▶ [Provided records]
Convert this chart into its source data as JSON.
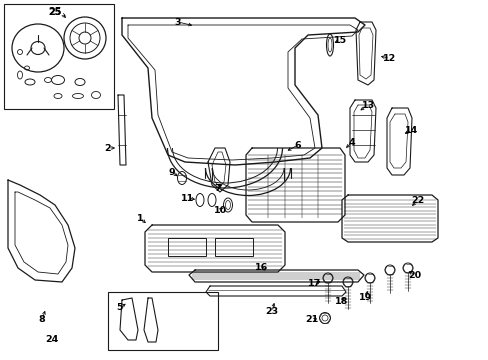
{
  "bg_color": "#ffffff",
  "line_color": "#1a1a1a",
  "label_positions": {
    "1": [
      148,
      218,
      165,
      218
    ],
    "2": [
      108,
      168,
      120,
      178
    ],
    "3": [
      178,
      22,
      195,
      30
    ],
    "4": [
      352,
      148,
      340,
      158
    ],
    "5": [
      138,
      298,
      148,
      295
    ],
    "6": [
      295,
      148,
      280,
      152
    ],
    "7": [
      220,
      185,
      228,
      178
    ],
    "8": [
      42,
      318,
      48,
      308
    ],
    "9": [
      173,
      178,
      180,
      182
    ],
    "10": [
      215,
      205,
      210,
      205
    ],
    "11": [
      192,
      198,
      202,
      200
    ],
    "12": [
      390,
      60,
      378,
      62
    ],
    "13": [
      368,
      108,
      360,
      118
    ],
    "14": [
      408,
      132,
      398,
      138
    ],
    "15": [
      338,
      45,
      335,
      52
    ],
    "16": [
      268,
      272,
      270,
      268
    ],
    "17": [
      318,
      285,
      325,
      285
    ],
    "18": [
      345,
      300,
      348,
      295
    ],
    "19": [
      368,
      295,
      368,
      290
    ],
    "20": [
      402,
      278,
      396,
      282
    ],
    "21": [
      318,
      318,
      326,
      318
    ],
    "22": [
      415,
      202,
      408,
      208
    ],
    "23": [
      278,
      310,
      278,
      305
    ],
    "24": [
      55,
      338,
      55,
      338
    ],
    "25": [
      60,
      18,
      70,
      22
    ]
  }
}
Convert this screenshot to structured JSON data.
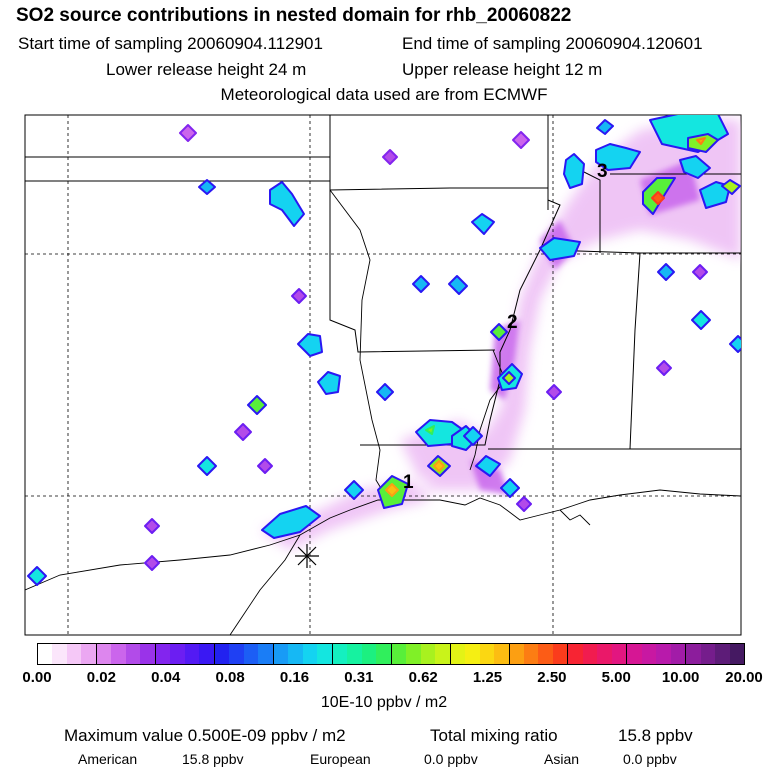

▶ [Task to complete]
Answer with one number: how many lines of the entries above include the word "JSON".

▶ [Answer to this problem]
2